_Challenge_: Please write out the material below exactly as given.

_Data section_:

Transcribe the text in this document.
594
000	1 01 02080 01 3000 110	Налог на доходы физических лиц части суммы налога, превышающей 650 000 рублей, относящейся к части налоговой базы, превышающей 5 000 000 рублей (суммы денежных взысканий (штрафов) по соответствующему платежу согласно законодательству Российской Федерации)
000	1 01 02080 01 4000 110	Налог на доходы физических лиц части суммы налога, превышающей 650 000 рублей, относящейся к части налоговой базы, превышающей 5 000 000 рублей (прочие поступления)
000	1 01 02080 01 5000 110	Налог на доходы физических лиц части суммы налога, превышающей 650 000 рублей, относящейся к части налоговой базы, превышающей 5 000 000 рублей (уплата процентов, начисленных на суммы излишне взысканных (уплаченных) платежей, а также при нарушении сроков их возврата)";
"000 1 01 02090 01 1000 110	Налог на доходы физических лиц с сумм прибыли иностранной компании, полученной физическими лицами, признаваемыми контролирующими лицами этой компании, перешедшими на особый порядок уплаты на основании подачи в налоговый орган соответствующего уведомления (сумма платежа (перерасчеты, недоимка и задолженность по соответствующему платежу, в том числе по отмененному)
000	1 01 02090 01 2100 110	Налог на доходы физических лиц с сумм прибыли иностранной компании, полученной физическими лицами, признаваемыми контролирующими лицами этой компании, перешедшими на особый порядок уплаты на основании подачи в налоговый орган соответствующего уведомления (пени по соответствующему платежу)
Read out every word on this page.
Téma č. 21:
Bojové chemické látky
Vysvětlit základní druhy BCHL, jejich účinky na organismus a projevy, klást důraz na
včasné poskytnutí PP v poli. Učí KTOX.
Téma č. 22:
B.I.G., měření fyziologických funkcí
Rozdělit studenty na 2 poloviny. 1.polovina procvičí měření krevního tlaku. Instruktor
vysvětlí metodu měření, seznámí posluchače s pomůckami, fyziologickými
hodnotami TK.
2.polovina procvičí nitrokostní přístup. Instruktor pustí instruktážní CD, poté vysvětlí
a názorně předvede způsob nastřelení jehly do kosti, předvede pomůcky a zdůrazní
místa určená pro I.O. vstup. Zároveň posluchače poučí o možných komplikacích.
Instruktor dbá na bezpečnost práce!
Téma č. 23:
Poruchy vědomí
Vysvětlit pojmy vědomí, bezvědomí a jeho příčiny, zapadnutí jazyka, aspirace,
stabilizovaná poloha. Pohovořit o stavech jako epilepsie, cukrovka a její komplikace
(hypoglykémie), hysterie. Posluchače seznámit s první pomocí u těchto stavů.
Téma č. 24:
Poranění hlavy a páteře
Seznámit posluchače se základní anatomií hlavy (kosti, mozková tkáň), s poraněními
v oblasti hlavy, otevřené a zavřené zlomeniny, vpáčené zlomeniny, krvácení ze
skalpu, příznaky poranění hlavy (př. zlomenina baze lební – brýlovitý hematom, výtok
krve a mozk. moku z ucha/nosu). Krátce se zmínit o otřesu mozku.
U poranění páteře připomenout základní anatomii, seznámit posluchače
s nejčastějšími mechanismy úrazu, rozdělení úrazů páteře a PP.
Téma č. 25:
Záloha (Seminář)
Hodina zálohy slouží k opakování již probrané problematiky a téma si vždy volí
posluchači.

_Answer to this problem_:
Transcribe the text in this document.
594
000	1 01 02080 01 3000 110	Налог на доходы физических лиц части суммы налога, превышающей 650 000 рублей, относящейся к части налоговой базы, превышающей 5 000 000 рублей (суммы денежных взысканий (штрафов) по соответствующему платежу согласно законодательству Российской Федерации)
000	1 01 02080 01 4000 110	Налог на доходы физических лиц части суммы налога, превышающей 650 000 рублей, относящейся к части налоговой базы, превышающей 5 000 000 рублей (прочие поступления)
000	1 01 02080 01 5000 110	Налог на доходы физических лиц части суммы налога, превышающей 650 000 рублей, относящейся к части налоговой базы, превышающей 5 000 000 рублей (уплата процентов, начисленных на суммы излишне взысканных (уплаченных) платежей, а также при нарушении сроков их возврата)";
"000 1 01 02090 01 1000 110	Налог на доходы физических лиц с сумм прибыли иностранной компании, полученной физическими лицами, признаваемыми контролирующими лицами этой компании, перешедшими на особый порядок уплаты на основании подачи в налоговый орган соответствующего уведомления (сумма платежа (перерасчеты, недоимка и задолженность по соответствующему платежу, в том числе по отмененному)
000	1 01 02090 01 2100 110	Налог на доходы физических лиц с сумм прибыли иностранной компании, полученной физическими лицами, признаваемыми контролирующими лицами этой компании, перешедшими на особый порядок уплаты на основании подачи в налоговый орган соответствующего уведомления (пени по соответствующему платежу)
Read out every word on this page.
Téma č. 21:
Bojové chemické látky
Vysvětlit základní druhy BCHL, jejich účinky na organismus a projevy, klást důraz na
včasné poskytnutí PP v poli. Učí KTOX.
Téma č. 22:
B.I.G., měření fyziologických funkcí
Rozdělit studenty na 2 poloviny. 1.polovina procvičí měření krevního tlaku. Instruktor
vysvětlí metodu měření, seznámí posluchače s pomůckami, fyziologickými
hodnotami TK.
2.polovina procvičí nitrokostní přístup. Instruktor pustí instruktážní CD, poté vysvětlí
a názorně předvede způsob nastřelení jehly do kosti, předvede pomůcky a zdůrazní
místa určená pro I.O. vstup. Zároveň posluchače poučí o možných komplikacích.
Instruktor dbá na bezpečnost práce!
Téma č. 23:
Poruchy vědomí
Vysvětlit pojmy vědomí, bezvědomí a jeho příčiny, zapadnutí jazyka, aspirace,
stabilizovaná poloha. Pohovořit o stavech jako epilepsie, cukrovka a její komplikace
(hypoglykémie), hysterie. Posluchače seznámit s první pomocí u těchto stavů.
Téma č. 24:
Poranění hlavy a páteře
Seznámit posluchače se základní anatomií hlavy (kosti, mozková tkáň), s poraněními
v oblasti hlavy, otevřené a zavřené zlomeniny, vpáčené zlomeniny, krvácení ze
skalpu, příznaky poranění hlavy (př. zlomenina baze lební – brýlovitý hematom, výtok
krve a mozk. moku z ucha/nosu). Krátce se zmínit o otřesu mozku.
U poranění páteře připomenout základní anatomii, seznámit posluchače
s nejčastějšími mechanismy úrazu, rozdělení úrazů páteře a PP.
Téma č. 25:
Záloha (Seminář)
Hodina zálohy slouží k opakování již probrané problematiky a téma si vždy volí
posluchači.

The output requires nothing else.